> **Stated problem**
Give the data again, word for word.

> **Stored data**
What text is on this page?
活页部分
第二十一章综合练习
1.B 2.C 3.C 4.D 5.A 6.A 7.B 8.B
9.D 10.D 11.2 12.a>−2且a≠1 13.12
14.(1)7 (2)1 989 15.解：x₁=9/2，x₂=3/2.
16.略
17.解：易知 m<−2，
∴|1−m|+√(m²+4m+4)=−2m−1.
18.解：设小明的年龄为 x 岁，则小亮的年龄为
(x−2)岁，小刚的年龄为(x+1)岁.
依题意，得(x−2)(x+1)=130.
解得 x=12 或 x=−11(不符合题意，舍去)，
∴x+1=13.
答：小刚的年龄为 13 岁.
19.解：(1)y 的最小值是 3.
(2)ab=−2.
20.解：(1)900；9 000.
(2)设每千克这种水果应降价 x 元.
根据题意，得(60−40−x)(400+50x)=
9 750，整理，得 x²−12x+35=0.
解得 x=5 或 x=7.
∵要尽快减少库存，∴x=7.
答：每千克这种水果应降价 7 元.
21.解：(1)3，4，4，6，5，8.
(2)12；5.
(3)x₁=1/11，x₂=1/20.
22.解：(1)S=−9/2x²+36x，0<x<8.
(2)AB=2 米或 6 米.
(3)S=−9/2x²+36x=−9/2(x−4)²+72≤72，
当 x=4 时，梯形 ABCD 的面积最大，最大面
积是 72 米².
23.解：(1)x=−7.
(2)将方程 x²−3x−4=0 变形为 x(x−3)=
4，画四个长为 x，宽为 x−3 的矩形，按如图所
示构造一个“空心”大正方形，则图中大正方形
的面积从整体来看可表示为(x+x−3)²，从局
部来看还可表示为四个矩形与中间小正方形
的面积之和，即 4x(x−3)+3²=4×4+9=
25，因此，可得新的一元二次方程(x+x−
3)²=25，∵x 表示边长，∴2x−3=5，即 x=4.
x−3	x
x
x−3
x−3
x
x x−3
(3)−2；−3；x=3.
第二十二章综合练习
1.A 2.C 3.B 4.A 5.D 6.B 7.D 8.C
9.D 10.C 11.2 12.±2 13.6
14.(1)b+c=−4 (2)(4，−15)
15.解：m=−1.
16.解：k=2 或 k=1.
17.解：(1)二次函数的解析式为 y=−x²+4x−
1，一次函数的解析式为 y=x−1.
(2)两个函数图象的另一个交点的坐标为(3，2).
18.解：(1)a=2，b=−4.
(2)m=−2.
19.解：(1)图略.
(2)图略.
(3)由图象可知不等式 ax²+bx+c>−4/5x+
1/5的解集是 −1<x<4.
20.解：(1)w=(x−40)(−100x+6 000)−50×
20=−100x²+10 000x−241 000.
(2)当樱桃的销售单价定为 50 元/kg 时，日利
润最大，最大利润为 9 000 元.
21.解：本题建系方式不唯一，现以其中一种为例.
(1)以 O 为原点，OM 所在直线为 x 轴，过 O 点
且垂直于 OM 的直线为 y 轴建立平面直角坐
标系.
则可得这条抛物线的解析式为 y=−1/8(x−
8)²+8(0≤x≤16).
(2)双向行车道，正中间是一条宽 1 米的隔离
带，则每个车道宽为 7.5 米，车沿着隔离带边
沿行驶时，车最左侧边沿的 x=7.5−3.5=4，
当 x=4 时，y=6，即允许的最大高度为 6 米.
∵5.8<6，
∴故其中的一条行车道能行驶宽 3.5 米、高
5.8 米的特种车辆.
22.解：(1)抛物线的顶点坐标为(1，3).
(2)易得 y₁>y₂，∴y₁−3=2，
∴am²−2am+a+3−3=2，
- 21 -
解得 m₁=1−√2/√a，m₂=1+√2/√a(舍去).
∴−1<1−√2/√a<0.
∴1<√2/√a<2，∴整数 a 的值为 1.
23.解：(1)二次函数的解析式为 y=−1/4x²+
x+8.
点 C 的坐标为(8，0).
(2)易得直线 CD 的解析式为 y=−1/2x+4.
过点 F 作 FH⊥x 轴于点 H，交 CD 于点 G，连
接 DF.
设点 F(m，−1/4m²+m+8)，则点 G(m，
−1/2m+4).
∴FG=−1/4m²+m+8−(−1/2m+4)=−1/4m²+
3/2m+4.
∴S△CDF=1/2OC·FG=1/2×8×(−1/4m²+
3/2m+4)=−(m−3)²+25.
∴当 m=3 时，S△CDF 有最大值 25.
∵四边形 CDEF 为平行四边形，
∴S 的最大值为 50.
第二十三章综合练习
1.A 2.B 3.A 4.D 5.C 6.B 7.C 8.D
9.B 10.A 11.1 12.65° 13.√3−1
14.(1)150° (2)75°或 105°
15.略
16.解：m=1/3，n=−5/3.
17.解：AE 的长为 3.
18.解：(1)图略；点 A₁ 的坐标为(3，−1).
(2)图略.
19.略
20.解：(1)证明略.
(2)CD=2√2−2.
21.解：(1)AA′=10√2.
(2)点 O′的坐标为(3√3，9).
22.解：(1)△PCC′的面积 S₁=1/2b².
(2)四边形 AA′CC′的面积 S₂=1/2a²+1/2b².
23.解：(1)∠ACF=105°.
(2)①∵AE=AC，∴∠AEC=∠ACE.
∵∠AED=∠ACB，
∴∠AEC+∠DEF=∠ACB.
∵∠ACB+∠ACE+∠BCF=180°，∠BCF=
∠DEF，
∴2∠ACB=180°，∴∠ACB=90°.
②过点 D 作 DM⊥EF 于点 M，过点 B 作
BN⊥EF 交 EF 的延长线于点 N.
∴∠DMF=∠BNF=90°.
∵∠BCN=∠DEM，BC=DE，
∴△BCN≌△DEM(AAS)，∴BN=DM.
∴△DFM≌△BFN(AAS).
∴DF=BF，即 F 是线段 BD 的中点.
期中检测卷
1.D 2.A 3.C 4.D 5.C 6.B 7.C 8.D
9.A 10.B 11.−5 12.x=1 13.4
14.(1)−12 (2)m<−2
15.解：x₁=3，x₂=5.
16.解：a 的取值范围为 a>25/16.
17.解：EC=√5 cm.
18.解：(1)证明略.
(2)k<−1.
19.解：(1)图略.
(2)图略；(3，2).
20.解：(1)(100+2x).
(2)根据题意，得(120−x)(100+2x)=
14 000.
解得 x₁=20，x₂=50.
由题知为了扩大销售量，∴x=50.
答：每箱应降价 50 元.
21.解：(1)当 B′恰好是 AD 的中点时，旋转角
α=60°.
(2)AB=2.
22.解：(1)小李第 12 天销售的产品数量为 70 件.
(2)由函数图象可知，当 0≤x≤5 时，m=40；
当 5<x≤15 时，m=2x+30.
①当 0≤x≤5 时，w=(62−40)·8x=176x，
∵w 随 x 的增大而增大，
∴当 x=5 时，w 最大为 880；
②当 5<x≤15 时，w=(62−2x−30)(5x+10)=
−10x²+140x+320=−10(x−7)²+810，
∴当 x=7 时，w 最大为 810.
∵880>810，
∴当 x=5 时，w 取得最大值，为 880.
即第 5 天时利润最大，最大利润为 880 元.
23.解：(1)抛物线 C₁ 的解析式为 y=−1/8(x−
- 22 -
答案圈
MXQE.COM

> **Exercise response**
What text is on this page?
活页部分
第二十一章综合练习
1.B 2.C 3.C 4.D 5.A 6.A 7.B 8.B
9.D 10.D 11.2 12.a>−2且a≠1 13.12
14.(1)7 (2)1 989 15.解：x₁=9/2，x₂=3/2.
16.略
17.解：易知 m<−2，
∴|1−m|+√(m²+4m+4)=−2m−1.
18.解：设小明的年龄为 x 岁，则小亮的年龄为
(x−2)岁，小刚的年龄为(x+1)岁.
依题意，得(x−2)(x+1)=130.
解得 x=12 或 x=−11(不符合题意，舍去)，
∴x+1=13.
答：小刚的年龄为 13 岁.
19.解：(1)y 的最小值是 3.
(2)ab=−2.
20.解：(1)900；9 000.
(2)设每千克这种水果应降价 x 元.
根据题意，得(60−40−x)(400+50x)=
9 750，整理，得 x²−12x+35=0.
解得 x=5 或 x=7.
∵要尽快减少库存，∴x=7.
答：每千克这种水果应降价 7 元.
21.解：(1)3，4，4，6，5，8.
(2)12；5.
(3)x₁=1/11，x₂=1/20.
22.解：(1)S=−9/2x²+36x，0<x<8.
(2)AB=2 米或 6 米.
(3)S=−9/2x²+36x=−9/2(x−4)²+72≤72，
当 x=4 时，梯形 ABCD 的面积最大，最大面
积是 72 米².
23.解：(1)x=−7.
(2)将方程 x²−3x−4=0 变形为 x(x−3)=
4，画四个长为 x，宽为 x−3 的矩形，按如图所
示构造一个“空心”大正方形，则图中大正方形
的面积从整体来看可表示为(x+x−3)²，从局
部来看还可表示为四个矩形与中间小正方形
的面积之和，即 4x(x−3)+3²=4×4+9=
25，因此，可得新的一元二次方程(x+x−
3)²=25，∵x 表示边长，∴2x−3=5，即 x=4.
x−3	x
x
x−3
x−3
x
x x−3
(3)−2；−3；x=3.
第二十二章综合练习
1.A 2.C 3.B 4.A 5.D 6.B 7.D 8.C
9.D 10.C 11.2 12.±2 13.6
14.(1)b+c=−4 (2)(4，−15)
15.解：m=−1.
16.解：k=2 或 k=1.
17.解：(1)二次函数的解析式为 y=−x²+4x−
1，一次函数的解析式为 y=x−1.
(2)两个函数图象的另一个交点的坐标为(3，2).
18.解：(1)a=2，b=−4.
(2)m=−2.
19.解：(1)图略.
(2)图略.
(3)由图象可知不等式 ax²+bx+c>−4/5x+
1/5的解集是 −1<x<4.
20.解：(1)w=(x−40)(−100x+6 000)−50×
20=−100x²+10 000x−241 000.
(2)当樱桃的销售单价定为 50 元/kg 时，日利
润最大，最大利润为 9 000 元.
21.解：本题建系方式不唯一，现以其中一种为例.
(1)以 O 为原点，OM 所在直线为 x 轴，过 O 点
且垂直于 OM 的直线为 y 轴建立平面直角坐
标系.
则可得这条抛物线的解析式为 y=−1/8(x−
8)²+8(0≤x≤16).
(2)双向行车道，正中间是一条宽 1 米的隔离
带，则每个车道宽为 7.5 米，车沿着隔离带边
沿行驶时，车最左侧边沿的 x=7.5−3.5=4，
当 x=4 时，y=6，即允许的最大高度为 6 米.
∵5.8<6，
∴故其中的一条行车道能行驶宽 3.5 米、高
5.8 米的特种车辆.
22.解：(1)抛物线的顶点坐标为(1，3).
(2)易得 y₁>y₂，∴y₁−3=2，
∴am²−2am+a+3−3=2，
- 21 -
解得 m₁=1−√2/√a，m₂=1+√2/√a(舍去).
∴−1<1−√2/√a<0.
∴1<√2/√a<2，∴整数 a 的值为 1.
23.解：(1)二次函数的解析式为 y=−1/4x²+
x+8.
点 C 的坐标为(8，0).
(2)易得直线 CD 的解析式为 y=−1/2x+4.
过点 F 作 FH⊥x 轴于点 H，交 CD 于点 G，连
接 DF.
设点 F(m，−1/4m²+m+8)，则点 G(m，
−1/2m+4).
∴FG=−1/4m²+m+8−(−1/2m+4)=−1/4m²+
3/2m+4.
∴S△CDF=1/2OC·FG=1/2×8×(−1/4m²+
3/2m+4)=−(m−3)²+25.
∴当 m=3 时，S△CDF 有最大值 25.
∵四边形 CDEF 为平行四边形，
∴S 的最大值为 50.
第二十三章综合练习
1.A 2.B 3.A 4.D 5.C 6.B 7.C 8.D
9.B 10.A 11.1 12.65° 13.√3−1
14.(1)150° (2)75°或 105°
15.略
16.解：m=1/3，n=−5/3.
17.解：AE 的长为 3.
18.解：(1)图略；点 A₁ 的坐标为(3，−1).
(2)图略.
19.略
20.解：(1)证明略.
(2)CD=2√2−2.
21.解：(1)AA′=10√2.
(2)点 O′的坐标为(3√3，9).
22.解：(1)△PCC′的面积 S₁=1/2b².
(2)四边形 AA′CC′的面积 S₂=1/2a²+1/2b².
23.解：(1)∠ACF=105°.
(2)①∵AE=AC，∴∠AEC=∠ACE.
∵∠AED=∠ACB，
∴∠AEC+∠DEF=∠ACB.
∵∠ACB+∠ACE+∠BCF=180°，∠BCF=
∠DEF，
∴2∠ACB=180°，∴∠ACB=90°.
②过点 D 作 DM⊥EF 于点 M，过点 B 作
BN⊥EF 交 EF 的延长线于点 N.
∴∠DMF=∠BNF=90°.
∵∠BCN=∠DEM，BC=DE，
∴△BCN≌△DEM(AAS)，∴BN=DM.
∴△DFM≌△BFN(AAS).
∴DF=BF，即 F 是线段 BD 的中点.
期中检测卷
1.D 2.A 3.C 4.D 5.C 6.B 7.C 8.D
9.A 10.B 11.−5 12.x=1 13.4
14.(1)−12 (2)m<−2
15.解：x₁=3，x₂=5.
16.解：a 的取值范围为 a>25/16.
17.解：EC=√5 cm.
18.解：(1)证明略.
(2)k<−1.
19.解：(1)图略.
(2)图略；(3，2).
20.解：(1)(100+2x).
(2)根据题意，得(120−x)(100+2x)=
14 000.
解得 x₁=20，x₂=50.
由题知为了扩大销售量，∴x=50.
答：每箱应降价 50 元.
21.解：(1)当 B′恰好是 AD 的中点时，旋转角
α=60°.
(2)AB=2.
22.解：(1)小李第 12 天销售的产品数量为 70 件.
(2)由函数图象可知，当 0≤x≤5 时，m=40；
当 5<x≤15 时，m=2x+30.
①当 0≤x≤5 时，w=(62−40)·8x=176x，
∵w 随 x 的增大而增大，
∴当 x=5 时，w 最大为 880；
②当 5<x≤15 时，w=(62−2x−30)(5x+10)=
−10x²+140x+320=−10(x−7)²+810，
∴当 x=7 时，w 最大为 810.
∵880>810，
∴当 x=5 时，w 取得最大值，为 880.
即第 5 天时利润最大，最大利润为 880 元.
23.解：(1)抛物线 C₁ 的解析式为 y=−1/8(x−
- 22 -
答案圈
MXQE.COM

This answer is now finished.